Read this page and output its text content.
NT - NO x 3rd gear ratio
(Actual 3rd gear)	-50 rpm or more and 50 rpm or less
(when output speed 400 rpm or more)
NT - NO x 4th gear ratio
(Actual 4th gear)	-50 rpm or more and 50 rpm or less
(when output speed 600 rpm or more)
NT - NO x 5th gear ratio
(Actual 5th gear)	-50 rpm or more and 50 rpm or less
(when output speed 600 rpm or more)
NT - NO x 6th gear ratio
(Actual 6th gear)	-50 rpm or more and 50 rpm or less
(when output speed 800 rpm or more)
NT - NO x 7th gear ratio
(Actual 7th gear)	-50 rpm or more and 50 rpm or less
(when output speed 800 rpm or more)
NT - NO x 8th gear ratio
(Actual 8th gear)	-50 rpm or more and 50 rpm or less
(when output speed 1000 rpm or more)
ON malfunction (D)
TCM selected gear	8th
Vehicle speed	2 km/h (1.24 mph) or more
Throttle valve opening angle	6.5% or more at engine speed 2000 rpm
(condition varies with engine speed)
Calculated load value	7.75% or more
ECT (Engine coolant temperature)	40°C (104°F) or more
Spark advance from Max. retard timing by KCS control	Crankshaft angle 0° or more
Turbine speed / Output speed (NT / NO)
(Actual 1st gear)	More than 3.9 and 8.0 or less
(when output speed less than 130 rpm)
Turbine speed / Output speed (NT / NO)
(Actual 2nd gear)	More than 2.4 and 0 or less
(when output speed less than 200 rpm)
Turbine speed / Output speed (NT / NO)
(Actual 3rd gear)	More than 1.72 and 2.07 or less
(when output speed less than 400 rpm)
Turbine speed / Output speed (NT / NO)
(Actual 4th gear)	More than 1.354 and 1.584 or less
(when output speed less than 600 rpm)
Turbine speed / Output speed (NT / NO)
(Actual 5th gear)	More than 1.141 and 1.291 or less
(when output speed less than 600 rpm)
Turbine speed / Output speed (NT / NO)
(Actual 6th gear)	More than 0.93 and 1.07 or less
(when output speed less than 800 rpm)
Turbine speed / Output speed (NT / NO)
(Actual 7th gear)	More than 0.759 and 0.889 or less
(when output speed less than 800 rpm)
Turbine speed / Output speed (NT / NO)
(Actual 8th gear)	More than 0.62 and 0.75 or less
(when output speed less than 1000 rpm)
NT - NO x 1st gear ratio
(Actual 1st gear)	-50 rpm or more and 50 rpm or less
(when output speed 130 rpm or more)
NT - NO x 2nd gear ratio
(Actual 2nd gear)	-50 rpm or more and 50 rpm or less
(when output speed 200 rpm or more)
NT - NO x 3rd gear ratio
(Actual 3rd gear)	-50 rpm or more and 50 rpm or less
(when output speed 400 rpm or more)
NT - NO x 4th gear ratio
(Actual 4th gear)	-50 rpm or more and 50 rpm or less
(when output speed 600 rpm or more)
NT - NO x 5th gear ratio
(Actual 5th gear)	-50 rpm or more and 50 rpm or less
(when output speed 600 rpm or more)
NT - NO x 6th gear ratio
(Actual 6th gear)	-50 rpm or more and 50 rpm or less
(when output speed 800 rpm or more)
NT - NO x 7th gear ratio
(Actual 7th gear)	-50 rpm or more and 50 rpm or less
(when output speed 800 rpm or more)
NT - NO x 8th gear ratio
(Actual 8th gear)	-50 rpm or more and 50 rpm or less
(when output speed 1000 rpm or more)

### [Directions]
Copy each record from above without leaving any out.

### [Answer below]
Read this page and output its text content.
NT - NO x 3rd gear ratio
(Actual 3rd gear)	-50 rpm or more and 50 rpm or less
(when output speed 400 rpm or more)
NT - NO x 4th gear ratio
(Actual 4th gear)	-50 rpm or more and 50 rpm or less
(when output speed 600 rpm or more)
NT - NO x 5th gear ratio
(Actual 5th gear)	-50 rpm or more and 50 rpm or less
(when output speed 600 rpm or more)
NT - NO x 6th gear ratio
(Actual 6th gear)	-50 rpm or more and 50 rpm or less
(when output speed 800 rpm or more)
NT - NO x 7th gear ratio
(Actual 7th gear)	-50 rpm or more and 50 rpm or less
(when output speed 800 rpm or more)
NT - NO x 8th gear ratio
(Actual 8th gear)	-50 rpm or more and 50 rpm or less
(when output speed 1000 rpm or more)
ON malfunction (D)
TCM selected gear	8th
Vehicle speed	2 km/h (1.24 mph) or more
Throttle valve opening angle	6.5% or more at engine speed 2000 rpm
(condition varies with engine speed)
Calculated load value	7.75% or more
ECT (Engine coolant temperature)	40°C (104°F) or more
Spark advance from Max. retard timing by KCS control	Crankshaft angle 0° or more
Turbine speed / Output speed (NT / NO)
(Actual 1st gear)	More than 3.9 and 8.0 or less
(when output speed less than 130 rpm)
Turbine speed / Output speed (NT / NO)
(Actual 2nd gear)	More than 2.4 and 0 or less
(when output speed less than 200 rpm)
Turbine speed / Output speed (NT / NO)
(Actual 3rd gear)	More than 1.72 and 2.07 or less
(when output speed less than 400 rpm)
Turbine speed / Output speed (NT / NO)
(Actual 4th gear)	More than 1.354 and 1.584 or less
(when output speed less than 600 rpm)
Turbine speed / Output speed (NT / NO)
(Actual 5th gear)	More than 1.141 and 1.291 or less
(when output speed less than 600 rpm)
Turbine speed / Output speed (NT / NO)
(Actual 6th gear)	More than 0.93 and 1.07 or less
(when output speed less than 800 rpm)
Turbine speed / Output speed (NT / NO)
(Actual 7th gear)	More than 0.759 and 0.889 or less
(when output speed less than 800 rpm)
Turbine speed / Output speed (NT / NO)
(Actual 8th gear)	More than 0.62 and 0.75 or less
(when output speed less than 1000 rpm)
NT - NO x 1st gear ratio
(Actual 1st gear)	-50 rpm or more and 50 rpm or less
(when output speed 130 rpm or more)
NT - NO x 2nd gear ratio
(Actual 2nd gear)	-50 rpm or more and 50 rpm or less
(when output speed 200 rpm or more)
NT - NO x 3rd gear ratio
(Actual 3rd gear)	-50 rpm or more and 50 rpm or less
(when output speed 400 rpm or more)
NT - NO x 4th gear ratio
(Actual 4th gear)	-50 rpm or more and 50 rpm or less
(when output speed 600 rpm or more)
NT - NO x 5th gear ratio
(Actual 5th gear)	-50 rpm or more and 50 rpm or less
(when output speed 600 rpm or more)
NT - NO x 6th gear ratio
(Actual 6th gear)	-50 rpm or more and 50 rpm or less
(when output speed 800 rpm or more)
NT - NO x 7th gear ratio
(Actual 7th gear)	-50 rpm or more and 50 rpm or less
(when output speed 800 rpm or more)
NT - NO x 8th gear ratio
(Actual 8th gear)	-50 rpm or more and 50 rpm or less
(when output speed 1000 rpm or more)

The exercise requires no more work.